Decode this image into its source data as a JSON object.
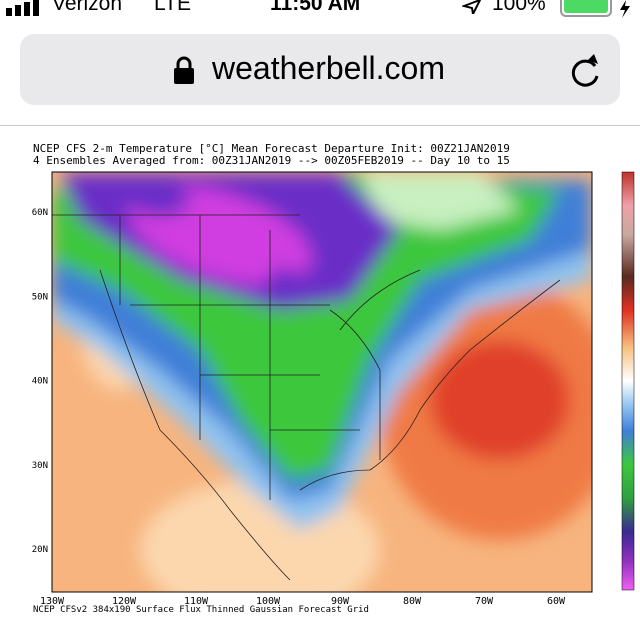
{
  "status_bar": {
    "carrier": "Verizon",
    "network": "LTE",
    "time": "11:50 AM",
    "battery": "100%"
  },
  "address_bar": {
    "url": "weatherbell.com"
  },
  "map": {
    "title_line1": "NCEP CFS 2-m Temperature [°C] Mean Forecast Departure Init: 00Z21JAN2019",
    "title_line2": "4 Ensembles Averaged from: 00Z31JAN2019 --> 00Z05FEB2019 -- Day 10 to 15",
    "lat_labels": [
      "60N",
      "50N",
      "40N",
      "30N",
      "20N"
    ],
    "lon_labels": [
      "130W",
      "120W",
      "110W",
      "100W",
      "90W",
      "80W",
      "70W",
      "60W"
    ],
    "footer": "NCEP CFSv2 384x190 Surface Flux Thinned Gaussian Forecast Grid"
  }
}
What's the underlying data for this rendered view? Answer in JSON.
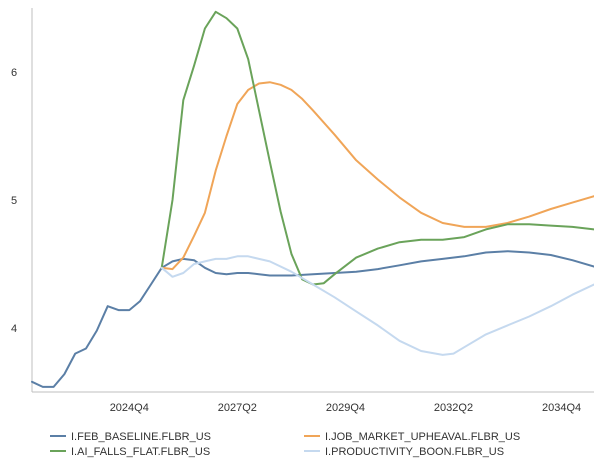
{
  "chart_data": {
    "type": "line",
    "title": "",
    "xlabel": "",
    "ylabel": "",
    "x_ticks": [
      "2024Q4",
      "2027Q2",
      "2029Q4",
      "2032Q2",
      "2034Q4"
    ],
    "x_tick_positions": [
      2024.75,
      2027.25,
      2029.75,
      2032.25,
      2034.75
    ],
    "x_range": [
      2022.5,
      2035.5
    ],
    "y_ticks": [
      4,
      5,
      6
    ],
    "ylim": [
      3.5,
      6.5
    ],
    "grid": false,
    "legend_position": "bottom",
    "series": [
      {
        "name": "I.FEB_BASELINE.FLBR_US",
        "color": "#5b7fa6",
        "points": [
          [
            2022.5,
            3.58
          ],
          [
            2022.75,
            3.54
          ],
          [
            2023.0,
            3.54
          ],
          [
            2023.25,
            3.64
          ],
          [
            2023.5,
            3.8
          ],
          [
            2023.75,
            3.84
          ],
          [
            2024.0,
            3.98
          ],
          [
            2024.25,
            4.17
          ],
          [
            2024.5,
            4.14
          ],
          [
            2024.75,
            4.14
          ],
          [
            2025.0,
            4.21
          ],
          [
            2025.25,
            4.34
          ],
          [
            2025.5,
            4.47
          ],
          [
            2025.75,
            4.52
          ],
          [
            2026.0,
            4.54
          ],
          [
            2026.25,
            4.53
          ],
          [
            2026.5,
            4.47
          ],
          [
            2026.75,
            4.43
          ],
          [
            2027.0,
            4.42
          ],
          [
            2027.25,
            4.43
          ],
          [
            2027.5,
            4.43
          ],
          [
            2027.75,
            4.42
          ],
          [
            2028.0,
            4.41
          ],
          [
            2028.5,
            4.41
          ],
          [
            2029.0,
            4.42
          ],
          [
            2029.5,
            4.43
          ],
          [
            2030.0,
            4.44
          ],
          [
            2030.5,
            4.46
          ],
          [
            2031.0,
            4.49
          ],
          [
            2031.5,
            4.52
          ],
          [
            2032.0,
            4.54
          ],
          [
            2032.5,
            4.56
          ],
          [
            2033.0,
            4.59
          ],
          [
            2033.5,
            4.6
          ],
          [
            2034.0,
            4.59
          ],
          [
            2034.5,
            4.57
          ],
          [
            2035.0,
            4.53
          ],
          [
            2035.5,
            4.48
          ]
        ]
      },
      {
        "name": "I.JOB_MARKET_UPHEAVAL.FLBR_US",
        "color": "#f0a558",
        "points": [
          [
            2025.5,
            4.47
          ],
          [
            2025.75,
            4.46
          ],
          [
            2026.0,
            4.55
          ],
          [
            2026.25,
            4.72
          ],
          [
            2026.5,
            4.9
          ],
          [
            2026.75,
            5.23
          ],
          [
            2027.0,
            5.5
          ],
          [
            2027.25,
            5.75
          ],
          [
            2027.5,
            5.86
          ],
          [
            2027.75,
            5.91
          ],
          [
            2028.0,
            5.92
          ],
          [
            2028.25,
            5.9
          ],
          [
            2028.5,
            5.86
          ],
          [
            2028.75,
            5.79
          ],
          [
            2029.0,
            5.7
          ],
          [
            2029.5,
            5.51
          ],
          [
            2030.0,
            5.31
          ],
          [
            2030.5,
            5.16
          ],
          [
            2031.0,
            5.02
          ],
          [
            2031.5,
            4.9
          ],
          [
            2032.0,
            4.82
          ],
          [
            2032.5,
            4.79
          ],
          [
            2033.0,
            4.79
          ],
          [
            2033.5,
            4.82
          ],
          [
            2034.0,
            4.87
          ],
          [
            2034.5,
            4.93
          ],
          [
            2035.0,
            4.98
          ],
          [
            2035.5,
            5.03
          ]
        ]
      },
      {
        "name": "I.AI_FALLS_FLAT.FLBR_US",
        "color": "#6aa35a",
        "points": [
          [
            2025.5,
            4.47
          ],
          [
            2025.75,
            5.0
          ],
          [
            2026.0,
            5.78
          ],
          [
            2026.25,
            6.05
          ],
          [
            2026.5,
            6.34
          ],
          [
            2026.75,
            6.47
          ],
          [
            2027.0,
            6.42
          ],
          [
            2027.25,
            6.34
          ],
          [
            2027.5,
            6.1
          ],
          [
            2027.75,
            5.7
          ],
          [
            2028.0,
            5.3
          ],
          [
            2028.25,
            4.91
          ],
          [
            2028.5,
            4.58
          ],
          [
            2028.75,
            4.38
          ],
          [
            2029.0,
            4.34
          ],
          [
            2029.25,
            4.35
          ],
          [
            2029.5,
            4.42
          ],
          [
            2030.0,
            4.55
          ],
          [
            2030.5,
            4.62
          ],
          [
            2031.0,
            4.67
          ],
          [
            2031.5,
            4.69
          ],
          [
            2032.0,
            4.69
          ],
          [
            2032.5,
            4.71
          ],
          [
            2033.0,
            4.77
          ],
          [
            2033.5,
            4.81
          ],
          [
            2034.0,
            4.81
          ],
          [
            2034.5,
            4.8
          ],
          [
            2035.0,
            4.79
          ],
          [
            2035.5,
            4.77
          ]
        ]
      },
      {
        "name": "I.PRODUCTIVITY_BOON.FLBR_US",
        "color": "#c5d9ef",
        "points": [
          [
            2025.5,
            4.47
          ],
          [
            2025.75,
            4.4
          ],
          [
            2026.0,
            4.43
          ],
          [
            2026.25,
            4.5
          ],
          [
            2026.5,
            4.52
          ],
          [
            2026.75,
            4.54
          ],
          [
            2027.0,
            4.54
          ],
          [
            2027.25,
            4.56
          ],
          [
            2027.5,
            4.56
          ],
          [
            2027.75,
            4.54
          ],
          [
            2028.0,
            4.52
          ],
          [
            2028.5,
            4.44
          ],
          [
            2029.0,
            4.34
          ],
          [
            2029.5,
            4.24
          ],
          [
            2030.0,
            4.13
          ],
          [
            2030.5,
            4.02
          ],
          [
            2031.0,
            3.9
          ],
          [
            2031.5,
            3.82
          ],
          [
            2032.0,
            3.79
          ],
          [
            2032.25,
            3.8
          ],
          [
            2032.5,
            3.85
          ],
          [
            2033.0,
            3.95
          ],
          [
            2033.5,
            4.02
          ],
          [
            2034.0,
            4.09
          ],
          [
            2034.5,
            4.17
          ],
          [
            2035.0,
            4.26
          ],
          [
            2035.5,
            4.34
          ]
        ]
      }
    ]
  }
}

● ● ● ●

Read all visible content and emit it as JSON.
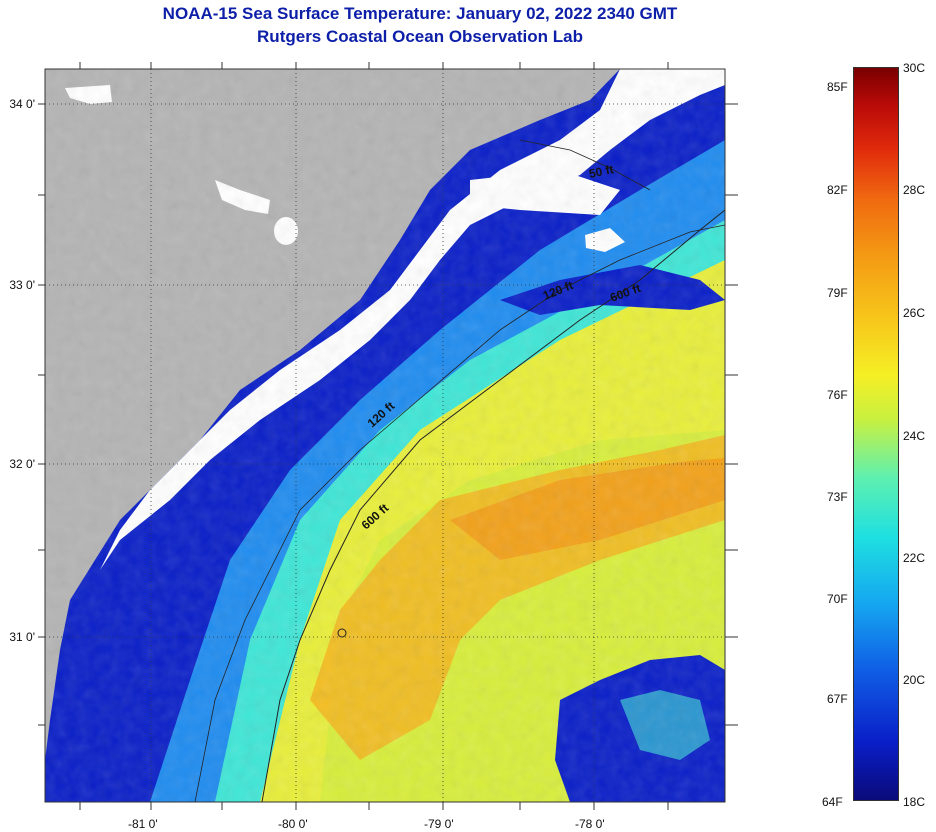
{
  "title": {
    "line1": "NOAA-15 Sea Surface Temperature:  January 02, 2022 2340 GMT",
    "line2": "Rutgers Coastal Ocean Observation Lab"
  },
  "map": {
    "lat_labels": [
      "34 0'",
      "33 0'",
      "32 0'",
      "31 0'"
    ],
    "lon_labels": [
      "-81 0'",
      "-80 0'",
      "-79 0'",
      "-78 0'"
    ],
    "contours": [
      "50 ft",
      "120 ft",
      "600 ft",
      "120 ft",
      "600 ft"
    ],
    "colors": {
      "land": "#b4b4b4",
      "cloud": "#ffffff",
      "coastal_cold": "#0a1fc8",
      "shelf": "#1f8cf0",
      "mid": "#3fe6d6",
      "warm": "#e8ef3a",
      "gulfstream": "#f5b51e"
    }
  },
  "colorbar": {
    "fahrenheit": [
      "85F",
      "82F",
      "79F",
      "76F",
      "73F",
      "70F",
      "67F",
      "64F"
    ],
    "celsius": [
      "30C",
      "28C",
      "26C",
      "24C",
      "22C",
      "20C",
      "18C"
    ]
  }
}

● ● ● ●

## Task instructions
In the entries above, find every line holding the word "JSON" and copy it out.

## Task response
Decode this image into its source data as a JSON object.
What's the underlying data for this rendered view? Answer in JSON.
Read all visible content and emit it as JSON.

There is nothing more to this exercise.